[Records from a collection of figures]
****************************************
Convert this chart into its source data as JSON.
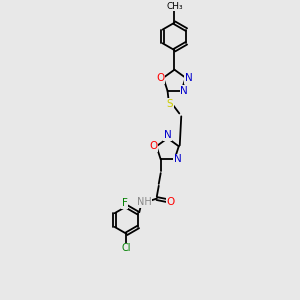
{
  "bg_color": "#e8e8e8",
  "bond_color": "#000000",
  "atom_colors": {
    "N": "#0000cc",
    "O": "#ff0000",
    "S": "#cccc00",
    "F": "#008000",
    "Cl": "#008000",
    "C": "#000000",
    "H": "#888888"
  },
  "lw": 1.3,
  "font_size": 7.5
}
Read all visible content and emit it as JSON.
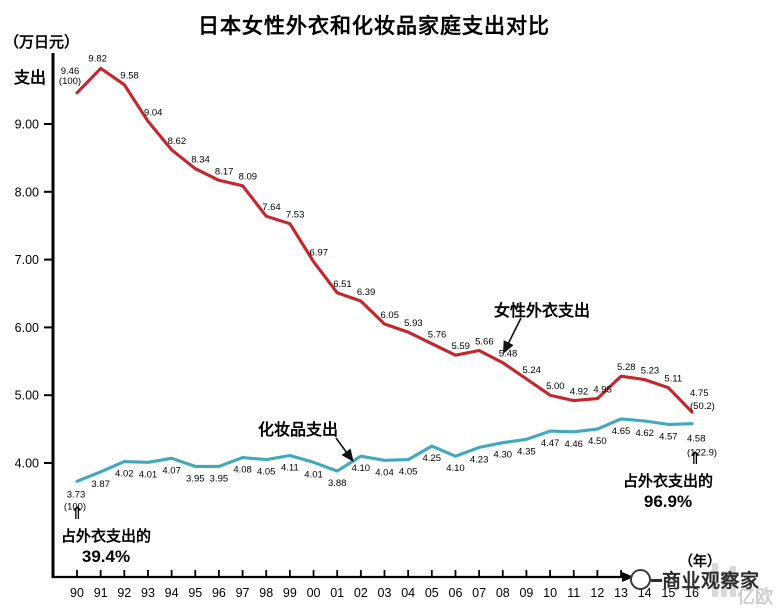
{
  "title": "日本女性外衣和化妆品家庭支出对比",
  "y_axis": {
    "unit": "（万日元）",
    "label": "支出",
    "ticks": [
      {
        "label": "9.00",
        "value": 9
      },
      {
        "label": "8.00",
        "value": 8
      },
      {
        "label": "7.00",
        "value": 7
      },
      {
        "label": "6.00",
        "value": 6
      },
      {
        "label": "5.00",
        "value": 5
      },
      {
        "label": "4.00",
        "value": 4
      }
    ]
  },
  "x_axis": {
    "unit": "（年）",
    "labels": [
      "90",
      "91",
      "92",
      "93",
      "94",
      "95",
      "96",
      "97",
      "98",
      "99",
      "00",
      "01",
      "02",
      "03",
      "04",
      "05",
      "06",
      "07",
      "08",
      "09",
      "10",
      "11",
      "12",
      "13",
      "14",
      "15",
      "16"
    ]
  },
  "chart_data": {
    "type": "line",
    "x": [
      "90",
      "91",
      "92",
      "93",
      "94",
      "95",
      "96",
      "97",
      "98",
      "99",
      "00",
      "01",
      "02",
      "03",
      "04",
      "05",
      "06",
      "07",
      "08",
      "09",
      "10",
      "11",
      "12",
      "13",
      "14",
      "15",
      "16"
    ],
    "xlabel": "年",
    "ylabel": "支出（万日元）",
    "ylim": [
      3.6,
      10.0
    ],
    "grid": false,
    "series": [
      {
        "name": "女性外衣支出",
        "color": "#c4262c",
        "values": [
          9.46,
          9.82,
          9.58,
          9.04,
          8.62,
          8.34,
          8.17,
          8.09,
          7.64,
          7.53,
          6.97,
          6.51,
          6.39,
          6.05,
          5.93,
          5.76,
          5.59,
          5.66,
          5.48,
          5.24,
          5.0,
          4.92,
          4.95,
          5.28,
          5.23,
          5.11,
          4.75
        ],
        "first_note": "(100)",
        "last_note": "(50.2)"
      },
      {
        "name": "化妆品支出",
        "color": "#41a9bd",
        "values": [
          3.73,
          3.87,
          4.02,
          4.01,
          4.07,
          3.95,
          3.95,
          4.08,
          4.05,
          4.11,
          4.01,
          3.88,
          4.1,
          4.04,
          4.05,
          4.25,
          4.1,
          4.23,
          4.3,
          4.35,
          4.47,
          4.46,
          4.5,
          4.65,
          4.62,
          4.57,
          4.58
        ],
        "first_note": "(100)",
        "last_note": "(122.9)"
      }
    ],
    "annotations": {
      "left_pct": {
        "arrow": "⇑",
        "text": "占外衣支出的",
        "pct": "39.4%"
      },
      "right_pct": {
        "arrow": "⇑",
        "text": "占外衣支出的",
        "pct": "96.9%"
      }
    }
  },
  "watermark": {
    "brand": "商业观察家",
    "faint": "亿欧"
  }
}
****************************************
Set problem: Write out all the records again, exactly, minus any pictures.

Written answer:
Convert this chart into its source data as JSON.
{
  "bg_color": "#e8e8e8",
  "bond_color": "#000000",
  "atom_colors": {
    "N": "#0000cc",
    "O": "#ff0000",
    "S": "#cccc00",
    "F": "#008000",
    "Cl": "#008000",
    "C": "#000000",
    "H": "#888888"
  },
  "lw": 1.3,
  "font_size": 7.5
}
Read all visible content and emit it as JSON.
{
  "title": "日本女性外衣和化妆品家庭支出对比",
  "y_axis": {
    "unit": "（万日元）",
    "label": "支出",
    "ticks": [
      {
        "label": "9.00",
        "value": 9
      },
      {
        "label": "8.00",
        "value": 8
      },
      {
        "label": "7.00",
        "value": 7
      },
      {
        "label": "6.00",
        "value": 6
      },
      {
        "label": "5.00",
        "value": 5
      },
      {
        "label": "4.00",
        "value": 4
      }
    ]
  },
  "x_axis": {
    "unit": "（年）",
    "labels": [
      "90",
      "91",
      "92",
      "93",
      "94",
      "95",
      "96",
      "97",
      "98",
      "99",
      "00",
      "01",
      "02",
      "03",
      "04",
      "05",
      "06",
      "07",
      "08",
      "09",
      "10",
      "11",
      "12",
      "13",
      "14",
      "15",
      "16"
    ]
  },
  "chart_data": {
    "type": "line",
    "x": [
      "90",
      "91",
      "92",
      "93",
      "94",
      "95",
      "96",
      "97",
      "98",
      "99",
      "00",
      "01",
      "02",
      "03",
      "04",
      "05",
      "06",
      "07",
      "08",
      "09",
      "10",
      "11",
      "12",
      "13",
      "14",
      "15",
      "16"
    ],
    "xlabel": "年",
    "ylabel": "支出（万日元）",
    "ylim": [
      3.6,
      10.0
    ],
    "grid": false,
    "series": [
      {
        "name": "女性外衣支出",
        "color": "#c4262c",
        "values": [
          9.46,
          9.82,
          9.58,
          9.04,
          8.62,
          8.34,
          8.17,
          8.09,
          7.64,
          7.53,
          6.97,
          6.51,
          6.39,
          6.05,
          5.93,
          5.76,
          5.59,
          5.66,
          5.48,
          5.24,
          5.0,
          4.92,
          4.95,
          5.28,
          5.23,
          5.11,
          4.75
        ],
        "first_note": "(100)",
        "last_note": "(50.2)"
      },
      {
        "name": "化妆品支出",
        "color": "#41a9bd",
        "values": [
          3.73,
          3.87,
          4.02,
          4.01,
          4.07,
          3.95,
          3.95,
          4.08,
          4.05,
          4.11,
          4.01,
          3.88,
          4.1,
          4.04,
          4.05,
          4.25,
          4.1,
          4.23,
          4.3,
          4.35,
          4.47,
          4.46,
          4.5,
          4.65,
          4.62,
          4.57,
          4.58
        ],
        "first_note": "(100)",
        "last_note": "(122.9)"
      }
    ],
    "annotations": {
      "left_pct": {
        "arrow": "⇑",
        "text": "占外衣支出的",
        "pct": "39.4%"
      },
      "right_pct": {
        "arrow": "⇑",
        "text": "占外衣支出的",
        "pct": "96.9%"
      }
    }
  },
  "watermark": {
    "brand": "商业观察家",
    "faint": "亿欧"
  }
}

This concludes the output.